Pick out all lines with the word "хорошо" from the records that follow.

>> Start Extracted entries

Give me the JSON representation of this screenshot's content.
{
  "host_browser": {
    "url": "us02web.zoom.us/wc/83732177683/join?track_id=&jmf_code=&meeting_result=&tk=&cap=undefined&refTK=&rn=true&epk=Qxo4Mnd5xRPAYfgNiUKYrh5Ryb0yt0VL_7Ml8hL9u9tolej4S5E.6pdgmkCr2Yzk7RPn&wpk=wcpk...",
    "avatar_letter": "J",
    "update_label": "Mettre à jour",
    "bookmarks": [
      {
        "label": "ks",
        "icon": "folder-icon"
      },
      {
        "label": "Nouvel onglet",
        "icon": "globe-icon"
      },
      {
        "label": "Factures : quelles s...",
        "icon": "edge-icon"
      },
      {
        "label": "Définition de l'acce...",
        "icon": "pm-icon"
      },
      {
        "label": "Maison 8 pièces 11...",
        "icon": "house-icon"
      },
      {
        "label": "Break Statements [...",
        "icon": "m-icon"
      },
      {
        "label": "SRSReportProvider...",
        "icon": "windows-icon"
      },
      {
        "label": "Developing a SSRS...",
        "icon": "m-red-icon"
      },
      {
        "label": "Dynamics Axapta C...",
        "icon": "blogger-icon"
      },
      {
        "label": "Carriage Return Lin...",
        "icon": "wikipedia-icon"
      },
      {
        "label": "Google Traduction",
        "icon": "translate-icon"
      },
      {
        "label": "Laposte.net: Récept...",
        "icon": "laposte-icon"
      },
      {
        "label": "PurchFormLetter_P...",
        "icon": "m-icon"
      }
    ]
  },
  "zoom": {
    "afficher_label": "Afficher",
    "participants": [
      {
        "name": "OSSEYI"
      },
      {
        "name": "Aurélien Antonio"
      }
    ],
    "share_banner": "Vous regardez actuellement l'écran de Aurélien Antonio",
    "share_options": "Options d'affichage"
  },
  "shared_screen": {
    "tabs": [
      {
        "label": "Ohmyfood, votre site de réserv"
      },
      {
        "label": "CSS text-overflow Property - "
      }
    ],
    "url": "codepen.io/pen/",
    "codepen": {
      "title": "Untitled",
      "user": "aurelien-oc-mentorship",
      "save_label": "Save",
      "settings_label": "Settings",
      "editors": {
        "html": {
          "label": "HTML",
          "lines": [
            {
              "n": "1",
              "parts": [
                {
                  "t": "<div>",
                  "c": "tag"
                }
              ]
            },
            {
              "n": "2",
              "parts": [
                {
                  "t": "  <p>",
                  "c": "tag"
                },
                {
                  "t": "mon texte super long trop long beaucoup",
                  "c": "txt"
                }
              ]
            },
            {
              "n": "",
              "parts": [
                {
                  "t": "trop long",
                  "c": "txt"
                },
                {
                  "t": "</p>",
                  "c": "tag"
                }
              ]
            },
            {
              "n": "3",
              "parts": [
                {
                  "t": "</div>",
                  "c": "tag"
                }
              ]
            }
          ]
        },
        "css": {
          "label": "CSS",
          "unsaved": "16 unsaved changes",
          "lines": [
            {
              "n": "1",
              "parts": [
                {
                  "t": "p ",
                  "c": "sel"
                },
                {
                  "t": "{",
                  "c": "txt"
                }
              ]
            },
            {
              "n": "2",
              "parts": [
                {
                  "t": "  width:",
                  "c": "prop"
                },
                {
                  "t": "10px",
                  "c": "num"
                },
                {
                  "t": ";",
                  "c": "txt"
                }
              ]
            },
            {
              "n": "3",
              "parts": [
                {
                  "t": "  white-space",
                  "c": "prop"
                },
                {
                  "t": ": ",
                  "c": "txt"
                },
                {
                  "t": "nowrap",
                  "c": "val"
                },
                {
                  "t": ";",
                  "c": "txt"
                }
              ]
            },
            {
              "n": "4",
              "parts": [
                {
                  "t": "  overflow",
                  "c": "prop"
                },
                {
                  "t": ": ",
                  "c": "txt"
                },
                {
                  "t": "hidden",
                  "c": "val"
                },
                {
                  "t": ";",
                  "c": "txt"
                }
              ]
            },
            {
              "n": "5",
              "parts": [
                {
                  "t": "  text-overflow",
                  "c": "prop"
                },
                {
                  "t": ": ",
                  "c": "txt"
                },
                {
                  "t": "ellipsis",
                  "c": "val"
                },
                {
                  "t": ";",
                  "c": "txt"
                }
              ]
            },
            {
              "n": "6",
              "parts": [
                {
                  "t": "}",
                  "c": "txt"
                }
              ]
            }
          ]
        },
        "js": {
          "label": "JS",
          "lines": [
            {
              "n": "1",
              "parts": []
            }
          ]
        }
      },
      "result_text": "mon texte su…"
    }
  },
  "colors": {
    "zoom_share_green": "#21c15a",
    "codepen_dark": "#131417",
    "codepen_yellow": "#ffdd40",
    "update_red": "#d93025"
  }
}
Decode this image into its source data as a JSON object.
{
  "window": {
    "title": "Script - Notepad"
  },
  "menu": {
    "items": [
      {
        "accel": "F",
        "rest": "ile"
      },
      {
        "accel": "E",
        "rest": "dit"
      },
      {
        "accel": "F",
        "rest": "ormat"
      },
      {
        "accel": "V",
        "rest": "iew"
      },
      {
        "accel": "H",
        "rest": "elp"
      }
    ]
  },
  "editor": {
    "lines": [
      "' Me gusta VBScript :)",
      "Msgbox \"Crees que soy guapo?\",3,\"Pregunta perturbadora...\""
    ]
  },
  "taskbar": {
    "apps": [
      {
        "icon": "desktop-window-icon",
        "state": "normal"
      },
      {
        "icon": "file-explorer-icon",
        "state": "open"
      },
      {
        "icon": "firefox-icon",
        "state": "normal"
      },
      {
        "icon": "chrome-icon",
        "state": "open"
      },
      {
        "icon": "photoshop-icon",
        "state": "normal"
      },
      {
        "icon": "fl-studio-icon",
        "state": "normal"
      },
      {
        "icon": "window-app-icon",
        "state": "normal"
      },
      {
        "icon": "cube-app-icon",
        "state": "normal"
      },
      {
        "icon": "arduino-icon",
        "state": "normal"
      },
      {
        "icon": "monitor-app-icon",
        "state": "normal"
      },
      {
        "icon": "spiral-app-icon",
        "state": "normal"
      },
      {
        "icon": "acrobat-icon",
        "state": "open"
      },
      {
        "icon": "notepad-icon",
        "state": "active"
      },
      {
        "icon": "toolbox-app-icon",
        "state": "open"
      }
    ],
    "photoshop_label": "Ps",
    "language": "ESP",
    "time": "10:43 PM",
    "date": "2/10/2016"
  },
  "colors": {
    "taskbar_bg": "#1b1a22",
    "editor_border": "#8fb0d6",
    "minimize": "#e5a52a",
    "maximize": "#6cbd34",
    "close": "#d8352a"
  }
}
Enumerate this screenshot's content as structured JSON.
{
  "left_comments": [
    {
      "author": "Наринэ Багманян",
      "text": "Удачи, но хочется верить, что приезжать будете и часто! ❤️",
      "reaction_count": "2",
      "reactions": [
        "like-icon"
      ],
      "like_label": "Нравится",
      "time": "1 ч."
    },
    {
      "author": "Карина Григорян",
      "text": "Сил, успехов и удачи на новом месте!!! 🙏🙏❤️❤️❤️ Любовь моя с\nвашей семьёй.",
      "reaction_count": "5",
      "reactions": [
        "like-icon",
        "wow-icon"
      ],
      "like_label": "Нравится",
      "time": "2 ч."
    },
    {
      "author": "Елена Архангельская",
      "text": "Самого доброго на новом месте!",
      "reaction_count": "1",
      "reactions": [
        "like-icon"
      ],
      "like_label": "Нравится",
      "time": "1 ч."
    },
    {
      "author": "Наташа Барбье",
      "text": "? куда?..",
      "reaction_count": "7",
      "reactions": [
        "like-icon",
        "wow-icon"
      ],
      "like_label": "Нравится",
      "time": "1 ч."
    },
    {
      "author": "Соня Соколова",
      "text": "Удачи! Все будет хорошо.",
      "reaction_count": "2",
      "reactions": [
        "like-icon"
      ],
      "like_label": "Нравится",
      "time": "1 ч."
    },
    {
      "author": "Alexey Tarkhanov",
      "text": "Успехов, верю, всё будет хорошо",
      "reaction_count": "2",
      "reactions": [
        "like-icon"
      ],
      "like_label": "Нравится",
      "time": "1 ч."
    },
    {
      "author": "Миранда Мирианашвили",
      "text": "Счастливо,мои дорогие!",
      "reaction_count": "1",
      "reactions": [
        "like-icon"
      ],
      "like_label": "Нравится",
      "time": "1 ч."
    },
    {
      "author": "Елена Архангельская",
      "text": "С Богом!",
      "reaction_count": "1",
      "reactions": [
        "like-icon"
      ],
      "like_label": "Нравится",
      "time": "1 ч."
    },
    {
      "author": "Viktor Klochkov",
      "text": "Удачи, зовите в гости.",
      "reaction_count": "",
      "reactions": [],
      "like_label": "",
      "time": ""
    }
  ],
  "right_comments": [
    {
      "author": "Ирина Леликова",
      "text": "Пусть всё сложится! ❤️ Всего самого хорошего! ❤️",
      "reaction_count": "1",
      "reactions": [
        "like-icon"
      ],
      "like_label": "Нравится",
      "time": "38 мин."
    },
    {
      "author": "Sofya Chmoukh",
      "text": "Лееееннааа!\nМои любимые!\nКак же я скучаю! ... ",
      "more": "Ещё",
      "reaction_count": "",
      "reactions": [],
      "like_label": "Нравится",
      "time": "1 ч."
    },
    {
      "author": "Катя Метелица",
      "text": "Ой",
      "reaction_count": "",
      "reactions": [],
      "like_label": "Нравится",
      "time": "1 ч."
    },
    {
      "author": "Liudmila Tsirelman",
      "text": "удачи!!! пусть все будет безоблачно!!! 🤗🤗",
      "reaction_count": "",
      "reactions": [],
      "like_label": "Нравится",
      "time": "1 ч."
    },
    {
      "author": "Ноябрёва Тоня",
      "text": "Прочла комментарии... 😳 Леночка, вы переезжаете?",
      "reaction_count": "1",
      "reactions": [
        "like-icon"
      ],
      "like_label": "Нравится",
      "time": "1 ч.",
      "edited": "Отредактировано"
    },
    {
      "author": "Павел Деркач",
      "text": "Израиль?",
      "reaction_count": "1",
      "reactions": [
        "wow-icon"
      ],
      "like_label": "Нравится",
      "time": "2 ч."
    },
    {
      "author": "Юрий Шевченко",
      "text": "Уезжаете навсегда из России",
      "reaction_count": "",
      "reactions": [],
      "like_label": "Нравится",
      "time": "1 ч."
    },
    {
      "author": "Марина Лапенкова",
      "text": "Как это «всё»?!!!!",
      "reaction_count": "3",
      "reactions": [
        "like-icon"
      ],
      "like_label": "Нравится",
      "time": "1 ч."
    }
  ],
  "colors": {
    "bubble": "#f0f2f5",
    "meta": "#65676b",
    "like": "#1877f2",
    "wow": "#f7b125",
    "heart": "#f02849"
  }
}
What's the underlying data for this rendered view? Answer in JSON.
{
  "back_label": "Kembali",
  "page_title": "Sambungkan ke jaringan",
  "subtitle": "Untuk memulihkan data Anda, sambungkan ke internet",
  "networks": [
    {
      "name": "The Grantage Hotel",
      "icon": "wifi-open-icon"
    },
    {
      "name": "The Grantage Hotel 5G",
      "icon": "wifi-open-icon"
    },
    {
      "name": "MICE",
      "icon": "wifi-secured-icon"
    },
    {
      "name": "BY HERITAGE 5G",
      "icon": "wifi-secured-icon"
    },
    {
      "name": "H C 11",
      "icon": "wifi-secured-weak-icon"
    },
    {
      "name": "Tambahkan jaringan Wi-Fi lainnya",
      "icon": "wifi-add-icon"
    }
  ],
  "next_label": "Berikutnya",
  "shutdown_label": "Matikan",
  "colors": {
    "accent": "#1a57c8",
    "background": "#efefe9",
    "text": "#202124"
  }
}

>> End Extracted entries

Expected answer:
      "text": "Удачи! Все будет хорошо.",
      "text": "Успехов, верю, всё будет хорошо",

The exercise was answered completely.